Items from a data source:
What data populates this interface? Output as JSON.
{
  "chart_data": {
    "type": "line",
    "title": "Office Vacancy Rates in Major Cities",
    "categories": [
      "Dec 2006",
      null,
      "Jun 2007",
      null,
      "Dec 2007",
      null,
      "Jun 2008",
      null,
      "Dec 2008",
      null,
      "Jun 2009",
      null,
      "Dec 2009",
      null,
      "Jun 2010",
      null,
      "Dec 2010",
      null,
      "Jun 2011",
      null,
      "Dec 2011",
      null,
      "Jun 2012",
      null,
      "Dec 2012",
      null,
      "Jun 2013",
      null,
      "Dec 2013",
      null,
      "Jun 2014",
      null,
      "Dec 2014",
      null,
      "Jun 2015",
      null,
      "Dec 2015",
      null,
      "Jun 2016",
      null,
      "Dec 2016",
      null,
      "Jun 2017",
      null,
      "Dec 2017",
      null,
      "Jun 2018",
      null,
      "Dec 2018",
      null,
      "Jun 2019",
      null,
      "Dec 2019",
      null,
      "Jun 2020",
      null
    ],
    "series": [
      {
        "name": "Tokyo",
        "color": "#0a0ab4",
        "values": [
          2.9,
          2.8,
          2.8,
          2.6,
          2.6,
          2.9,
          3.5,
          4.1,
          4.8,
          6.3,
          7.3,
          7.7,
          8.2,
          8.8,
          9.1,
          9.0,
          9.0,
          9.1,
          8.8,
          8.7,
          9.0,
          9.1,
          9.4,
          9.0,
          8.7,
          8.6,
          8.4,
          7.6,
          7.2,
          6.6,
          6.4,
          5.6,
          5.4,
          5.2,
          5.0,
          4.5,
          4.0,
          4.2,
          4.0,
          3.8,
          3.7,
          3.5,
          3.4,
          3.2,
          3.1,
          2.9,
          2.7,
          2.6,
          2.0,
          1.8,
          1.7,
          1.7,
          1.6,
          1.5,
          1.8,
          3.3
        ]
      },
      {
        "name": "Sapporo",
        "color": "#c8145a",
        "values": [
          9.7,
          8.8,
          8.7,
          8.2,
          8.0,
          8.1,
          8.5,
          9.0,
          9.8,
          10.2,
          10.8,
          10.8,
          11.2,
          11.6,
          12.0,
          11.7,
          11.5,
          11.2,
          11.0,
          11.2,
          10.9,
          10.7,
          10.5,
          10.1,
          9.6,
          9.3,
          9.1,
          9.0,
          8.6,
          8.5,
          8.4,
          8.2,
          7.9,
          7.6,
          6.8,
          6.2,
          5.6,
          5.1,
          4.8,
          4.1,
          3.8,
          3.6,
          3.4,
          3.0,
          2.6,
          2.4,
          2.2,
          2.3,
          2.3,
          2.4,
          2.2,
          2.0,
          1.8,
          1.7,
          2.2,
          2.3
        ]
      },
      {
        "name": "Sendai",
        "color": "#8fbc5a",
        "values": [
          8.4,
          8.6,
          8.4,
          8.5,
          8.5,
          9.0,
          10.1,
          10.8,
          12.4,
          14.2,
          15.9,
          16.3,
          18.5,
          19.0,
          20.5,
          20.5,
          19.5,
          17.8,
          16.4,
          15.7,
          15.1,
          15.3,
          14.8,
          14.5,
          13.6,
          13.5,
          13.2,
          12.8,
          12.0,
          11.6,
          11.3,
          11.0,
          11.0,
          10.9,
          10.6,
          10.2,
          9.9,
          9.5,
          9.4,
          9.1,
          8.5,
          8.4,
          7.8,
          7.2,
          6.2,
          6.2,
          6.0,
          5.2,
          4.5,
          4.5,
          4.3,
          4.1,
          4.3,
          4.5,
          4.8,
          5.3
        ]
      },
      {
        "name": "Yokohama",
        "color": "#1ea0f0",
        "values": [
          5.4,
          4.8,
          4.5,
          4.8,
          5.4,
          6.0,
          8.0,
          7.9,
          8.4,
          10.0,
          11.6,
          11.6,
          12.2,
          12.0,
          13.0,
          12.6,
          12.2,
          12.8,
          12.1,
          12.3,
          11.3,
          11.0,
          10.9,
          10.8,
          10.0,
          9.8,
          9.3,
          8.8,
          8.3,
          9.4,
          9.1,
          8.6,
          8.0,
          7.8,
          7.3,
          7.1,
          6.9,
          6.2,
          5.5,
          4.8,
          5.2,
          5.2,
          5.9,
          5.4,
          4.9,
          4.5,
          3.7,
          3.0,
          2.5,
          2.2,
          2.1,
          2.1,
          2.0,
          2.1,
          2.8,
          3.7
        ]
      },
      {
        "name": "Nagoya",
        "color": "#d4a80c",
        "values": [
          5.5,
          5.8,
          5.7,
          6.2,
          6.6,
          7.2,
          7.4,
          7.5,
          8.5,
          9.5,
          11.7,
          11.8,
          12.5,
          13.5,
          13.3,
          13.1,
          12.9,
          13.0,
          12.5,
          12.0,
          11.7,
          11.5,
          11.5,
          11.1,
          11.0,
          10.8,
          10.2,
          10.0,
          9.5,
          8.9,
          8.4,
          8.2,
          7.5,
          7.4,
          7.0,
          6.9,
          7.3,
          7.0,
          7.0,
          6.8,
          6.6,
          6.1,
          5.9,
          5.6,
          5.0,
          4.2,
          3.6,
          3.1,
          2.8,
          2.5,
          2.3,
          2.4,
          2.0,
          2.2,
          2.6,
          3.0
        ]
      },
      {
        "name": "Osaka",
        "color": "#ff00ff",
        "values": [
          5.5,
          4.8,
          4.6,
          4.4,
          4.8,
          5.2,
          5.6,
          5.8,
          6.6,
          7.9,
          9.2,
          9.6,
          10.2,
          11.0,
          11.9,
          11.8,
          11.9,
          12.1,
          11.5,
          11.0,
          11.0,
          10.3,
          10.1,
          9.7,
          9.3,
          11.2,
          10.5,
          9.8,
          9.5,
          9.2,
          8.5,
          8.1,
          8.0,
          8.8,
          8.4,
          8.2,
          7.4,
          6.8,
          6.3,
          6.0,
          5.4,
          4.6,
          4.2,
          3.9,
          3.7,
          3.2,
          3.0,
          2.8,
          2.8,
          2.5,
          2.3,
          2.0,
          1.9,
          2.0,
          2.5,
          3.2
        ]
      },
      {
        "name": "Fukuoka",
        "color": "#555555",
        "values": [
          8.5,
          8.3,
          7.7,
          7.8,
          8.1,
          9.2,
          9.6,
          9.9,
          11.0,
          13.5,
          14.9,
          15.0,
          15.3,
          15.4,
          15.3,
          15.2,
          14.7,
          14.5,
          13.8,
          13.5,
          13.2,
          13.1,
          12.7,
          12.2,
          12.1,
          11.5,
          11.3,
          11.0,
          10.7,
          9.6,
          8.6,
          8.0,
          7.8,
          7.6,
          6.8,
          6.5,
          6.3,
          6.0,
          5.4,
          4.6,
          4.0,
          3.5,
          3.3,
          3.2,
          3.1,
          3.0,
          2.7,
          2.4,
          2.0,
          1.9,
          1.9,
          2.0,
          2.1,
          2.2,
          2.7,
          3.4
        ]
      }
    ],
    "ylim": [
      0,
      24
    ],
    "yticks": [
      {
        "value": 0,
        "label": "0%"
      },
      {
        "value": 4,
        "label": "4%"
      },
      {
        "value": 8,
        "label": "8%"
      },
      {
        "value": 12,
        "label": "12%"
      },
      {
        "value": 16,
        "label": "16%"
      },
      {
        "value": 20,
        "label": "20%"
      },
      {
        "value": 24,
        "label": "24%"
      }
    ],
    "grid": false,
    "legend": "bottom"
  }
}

» **WHAT TO PRODUCE**: Extract all of the data shown above without alteration.

» **FINAL RESULT**:
What data populates this interface? Output as JSON.
{
  "chart_data": {
    "type": "line",
    "title": "Office Vacancy Rates in Major Cities",
    "categories": [
      "Dec 2006",
      null,
      "Jun 2007",
      null,
      "Dec 2007",
      null,
      "Jun 2008",
      null,
      "Dec 2008",
      null,
      "Jun 2009",
      null,
      "Dec 2009",
      null,
      "Jun 2010",
      null,
      "Dec 2010",
      null,
      "Jun 2011",
      null,
      "Dec 2011",
      null,
      "Jun 2012",
      null,
      "Dec 2012",
      null,
      "Jun 2013",
      null,
      "Dec 2013",
      null,
      "Jun 2014",
      null,
      "Dec 2014",
      null,
      "Jun 2015",
      null,
      "Dec 2015",
      null,
      "Jun 2016",
      null,
      "Dec 2016",
      null,
      "Jun 2017",
      null,
      "Dec 2017",
      null,
      "Jun 2018",
      null,
      "Dec 2018",
      null,
      "Jun 2019",
      null,
      "Dec 2019",
      null,
      "Jun 2020",
      null
    ],
    "series": [
      {
        "name": "Tokyo",
        "color": "#0a0ab4",
        "values": [
          2.9,
          2.8,
          2.8,
          2.6,
          2.6,
          2.9,
          3.5,
          4.1,
          4.8,
          6.3,
          7.3,
          7.7,
          8.2,
          8.8,
          9.1,
          9.0,
          9.0,
          9.1,
          8.8,
          8.7,
          9.0,
          9.1,
          9.4,
          9.0,
          8.7,
          8.6,
          8.4,
          7.6,
          7.2,
          6.6,
          6.4,
          5.6,
          5.4,
          5.2,
          5.0,
          4.5,
          4.0,
          4.2,
          4.0,
          3.8,
          3.7,
          3.5,
          3.4,
          3.2,
          3.1,
          2.9,
          2.7,
          2.6,
          2.0,
          1.8,
          1.7,
          1.7,
          1.6,
          1.5,
          1.8,
          3.3
        ]
      },
      {
        "name": "Sapporo",
        "color": "#c8145a",
        "values": [
          9.7,
          8.8,
          8.7,
          8.2,
          8.0,
          8.1,
          8.5,
          9.0,
          9.8,
          10.2,
          10.8,
          10.8,
          11.2,
          11.6,
          12.0,
          11.7,
          11.5,
          11.2,
          11.0,
          11.2,
          10.9,
          10.7,
          10.5,
          10.1,
          9.6,
          9.3,
          9.1,
          9.0,
          8.6,
          8.5,
          8.4,
          8.2,
          7.9,
          7.6,
          6.8,
          6.2,
          5.6,
          5.1,
          4.8,
          4.1,
          3.8,
          3.6,
          3.4,
          3.0,
          2.6,
          2.4,
          2.2,
          2.3,
          2.3,
          2.4,
          2.2,
          2.0,
          1.8,
          1.7,
          2.2,
          2.3
        ]
      },
      {
        "name": "Sendai",
        "color": "#8fbc5a",
        "values": [
          8.4,
          8.6,
          8.4,
          8.5,
          8.5,
          9.0,
          10.1,
          10.8,
          12.4,
          14.2,
          15.9,
          16.3,
          18.5,
          19.0,
          20.5,
          20.5,
          19.5,
          17.8,
          16.4,
          15.7,
          15.1,
          15.3,
          14.8,
          14.5,
          13.6,
          13.5,
          13.2,
          12.8,
          12.0,
          11.6,
          11.3,
          11.0,
          11.0,
          10.9,
          10.6,
          10.2,
          9.9,
          9.5,
          9.4,
          9.1,
          8.5,
          8.4,
          7.8,
          7.2,
          6.2,
          6.2,
          6.0,
          5.2,
          4.5,
          4.5,
          4.3,
          4.1,
          4.3,
          4.5,
          4.8,
          5.3
        ]
      },
      {
        "name": "Yokohama",
        "color": "#1ea0f0",
        "values": [
          5.4,
          4.8,
          4.5,
          4.8,
          5.4,
          6.0,
          8.0,
          7.9,
          8.4,
          10.0,
          11.6,
          11.6,
          12.2,
          12.0,
          13.0,
          12.6,
          12.2,
          12.8,
          12.1,
          12.3,
          11.3,
          11.0,
          10.9,
          10.8,
          10.0,
          9.8,
          9.3,
          8.8,
          8.3,
          9.4,
          9.1,
          8.6,
          8.0,
          7.8,
          7.3,
          7.1,
          6.9,
          6.2,
          5.5,
          4.8,
          5.2,
          5.2,
          5.9,
          5.4,
          4.9,
          4.5,
          3.7,
          3.0,
          2.5,
          2.2,
          2.1,
          2.1,
          2.0,
          2.1,
          2.8,
          3.7
        ]
      },
      {
        "name": "Nagoya",
        "color": "#d4a80c",
        "values": [
          5.5,
          5.8,
          5.7,
          6.2,
          6.6,
          7.2,
          7.4,
          7.5,
          8.5,
          9.5,
          11.7,
          11.8,
          12.5,
          13.5,
          13.3,
          13.1,
          12.9,
          13.0,
          12.5,
          12.0,
          11.7,
          11.5,
          11.5,
          11.1,
          11.0,
          10.8,
          10.2,
          10.0,
          9.5,
          8.9,
          8.4,
          8.2,
          7.5,
          7.4,
          7.0,
          6.9,
          7.3,
          7.0,
          7.0,
          6.8,
          6.6,
          6.1,
          5.9,
          5.6,
          5.0,
          4.2,
          3.6,
          3.1,
          2.8,
          2.5,
          2.3,
          2.4,
          2.0,
          2.2,
          2.6,
          3.0
        ]
      },
      {
        "name": "Osaka",
        "color": "#ff00ff",
        "values": [
          5.5,
          4.8,
          4.6,
          4.4,
          4.8,
          5.2,
          5.6,
          5.8,
          6.6,
          7.9,
          9.2,
          9.6,
          10.2,
          11.0,
          11.9,
          11.8,
          11.9,
          12.1,
          11.5,
          11.0,
          11.0,
          10.3,
          10.1,
          9.7,
          9.3,
          11.2,
          10.5,
          9.8,
          9.5,
          9.2,
          8.5,
          8.1,
          8.0,
          8.8,
          8.4,
          8.2,
          7.4,
          6.8,
          6.3,
          6.0,
          5.4,
          4.6,
          4.2,
          3.9,
          3.7,
          3.2,
          3.0,
          2.8,
          2.8,
          2.5,
          2.3,
          2.0,
          1.9,
          2.0,
          2.5,
          3.2
        ]
      },
      {
        "name": "Fukuoka",
        "color": "#555555",
        "values": [
          8.5,
          8.3,
          7.7,
          7.8,
          8.1,
          9.2,
          9.6,
          9.9,
          11.0,
          13.5,
          14.9,
          15.0,
          15.3,
          15.4,
          15.3,
          15.2,
          14.7,
          14.5,
          13.8,
          13.5,
          13.2,
          13.1,
          12.7,
          12.2,
          12.1,
          11.5,
          11.3,
          11.0,
          10.7,
          9.6,
          8.6,
          8.0,
          7.8,
          7.6,
          6.8,
          6.5,
          6.3,
          6.0,
          5.4,
          4.6,
          4.0,
          3.5,
          3.3,
          3.2,
          3.1,
          3.0,
          2.7,
          2.4,
          2.0,
          1.9,
          1.9,
          2.0,
          2.1,
          2.2,
          2.7,
          3.4
        ]
      }
    ],
    "ylim": [
      0,
      24
    ],
    "yticks": [
      {
        "value": 0,
        "label": "0%"
      },
      {
        "value": 4,
        "label": "4%"
      },
      {
        "value": 8,
        "label": "8%"
      },
      {
        "value": 12,
        "label": "12%"
      },
      {
        "value": 16,
        "label": "16%"
      },
      {
        "value": 20,
        "label": "20%"
      },
      {
        "value": 24,
        "label": "24%"
      }
    ],
    "grid": false,
    "legend": "bottom"
  }
}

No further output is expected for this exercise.